Make an exact transcription of the material, leaving out all images.

►

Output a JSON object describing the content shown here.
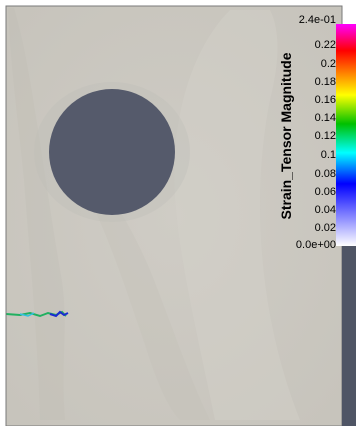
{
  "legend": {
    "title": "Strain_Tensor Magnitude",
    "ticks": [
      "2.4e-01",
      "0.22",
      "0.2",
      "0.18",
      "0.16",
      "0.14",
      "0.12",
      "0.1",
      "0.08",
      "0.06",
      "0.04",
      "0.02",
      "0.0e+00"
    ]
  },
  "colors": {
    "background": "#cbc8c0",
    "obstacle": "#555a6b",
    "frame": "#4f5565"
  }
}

◄

→ **Written answer**:
Output a JSON object describing the content shown here.
{
  "legend": {
    "title": "Strain_Tensor Magnitude",
    "ticks": [
      "2.4e-01",
      "0.22",
      "0.2",
      "0.18",
      "0.16",
      "0.14",
      "0.12",
      "0.1",
      "0.08",
      "0.06",
      "0.04",
      "0.02",
      "0.0e+00"
    ]
  },
  "colors": {
    "background": "#cbc8c0",
    "obstacle": "#555a6b",
    "frame": "#4f5565"
  }
}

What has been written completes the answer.